[Saved entries]
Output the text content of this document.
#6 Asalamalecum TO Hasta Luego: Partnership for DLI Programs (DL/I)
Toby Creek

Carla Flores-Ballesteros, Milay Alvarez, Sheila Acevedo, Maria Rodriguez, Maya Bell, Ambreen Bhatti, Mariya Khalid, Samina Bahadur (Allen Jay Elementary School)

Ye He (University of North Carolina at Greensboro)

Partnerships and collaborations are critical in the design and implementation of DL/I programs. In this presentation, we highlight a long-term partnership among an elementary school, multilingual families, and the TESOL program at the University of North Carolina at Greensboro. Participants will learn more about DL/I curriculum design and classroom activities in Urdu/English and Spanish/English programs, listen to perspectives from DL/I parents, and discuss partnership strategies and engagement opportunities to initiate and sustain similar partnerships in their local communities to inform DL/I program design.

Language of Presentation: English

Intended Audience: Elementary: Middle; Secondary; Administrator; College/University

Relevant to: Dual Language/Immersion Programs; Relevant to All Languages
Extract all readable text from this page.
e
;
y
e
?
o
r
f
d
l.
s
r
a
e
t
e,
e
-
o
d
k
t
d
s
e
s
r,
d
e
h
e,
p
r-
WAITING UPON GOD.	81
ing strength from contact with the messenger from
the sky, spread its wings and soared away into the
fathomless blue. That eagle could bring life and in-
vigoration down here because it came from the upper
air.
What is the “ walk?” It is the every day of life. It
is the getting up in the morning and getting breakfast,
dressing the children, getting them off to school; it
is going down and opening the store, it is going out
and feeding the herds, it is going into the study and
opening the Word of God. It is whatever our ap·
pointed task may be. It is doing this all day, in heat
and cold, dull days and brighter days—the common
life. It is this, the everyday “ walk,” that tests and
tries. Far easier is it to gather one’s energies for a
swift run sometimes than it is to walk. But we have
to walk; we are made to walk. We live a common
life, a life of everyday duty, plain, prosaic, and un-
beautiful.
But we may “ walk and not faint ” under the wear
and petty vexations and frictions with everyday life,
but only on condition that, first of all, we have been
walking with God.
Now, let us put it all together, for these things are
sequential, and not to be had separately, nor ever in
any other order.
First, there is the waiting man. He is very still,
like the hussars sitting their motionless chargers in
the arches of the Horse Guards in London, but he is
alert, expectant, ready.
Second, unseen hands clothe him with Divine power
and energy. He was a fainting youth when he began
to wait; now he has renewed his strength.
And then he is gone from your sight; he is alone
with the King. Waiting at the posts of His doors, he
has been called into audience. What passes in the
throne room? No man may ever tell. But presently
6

What is expected: Reproduce the material precisely, including every line.

Worked answer:
Output the text content of this document.
#6 Asalamalecum TO Hasta Luego: Partnership for DLI Programs (DL/I)
Toby Creek

Carla Flores-Ballesteros, Milay Alvarez, Sheila Acevedo, Maria Rodriguez, Maya Bell, Ambreen Bhatti, Mariya Khalid, Samina Bahadur (Allen Jay Elementary School)

Ye He (University of North Carolina at Greensboro)

Partnerships and collaborations are critical in the design and implementation of DL/I programs. In this presentation, we highlight a long-term partnership among an elementary school, multilingual families, and the TESOL program at the University of North Carolina at Greensboro. Participants will learn more about DL/I curriculum design and classroom activities in Urdu/English and Spanish/English programs, listen to perspectives from DL/I parents, and discuss partnership strategies and engagement opportunities to initiate and sustain similar partnerships in their local communities to inform DL/I program design.

Language of Presentation: English

Intended Audience: Elementary: Middle; Secondary; Administrator; College/University

Relevant to: Dual Language/Immersion Programs; Relevant to All Languages
Extract all readable text from this page.
e
;
y
e
?
o
r
f
d
l.
s
r
a
e
t
e,
e
-
o
d
k
t
d
s
e
s
r,
d
e
h
e,
p
r-
WAITING UPON GOD.	81
ing strength from contact with the messenger from
the sky, spread its wings and soared away into the
fathomless blue. That eagle could bring life and in-
vigoration down here because it came from the upper
air.
What is the “ walk?” It is the every day of life. It
is the getting up in the morning and getting breakfast,
dressing the children, getting them off to school; it
is going down and opening the store, it is going out
and feeding the herds, it is going into the study and
opening the Word of God. It is whatever our ap·
pointed task may be. It is doing this all day, in heat
and cold, dull days and brighter days—the common
life. It is this, the everyday “ walk,” that tests and
tries. Far easier is it to gather one’s energies for a
swift run sometimes than it is to walk. But we have
to walk; we are made to walk. We live a common
life, a life of everyday duty, plain, prosaic, and un-
beautiful.
But we may “ walk and not faint ” under the wear
and petty vexations and frictions with everyday life,
but only on condition that, first of all, we have been
walking with God.
Now, let us put it all together, for these things are
sequential, and not to be had separately, nor ever in
any other order.
First, there is the waiting man. He is very still,
like the hussars sitting their motionless chargers in
the arches of the Horse Guards in London, but he is
alert, expectant, ready.
Second, unseen hands clothe him with Divine power
and energy. He was a fainting youth when he began
to wait; now he has renewed his strength.
And then he is gone from your sight; he is alone
with the King. Waiting at the posts of His doors, he
has been called into audience. What passes in the
throne room? No man may ever tell. But presently
6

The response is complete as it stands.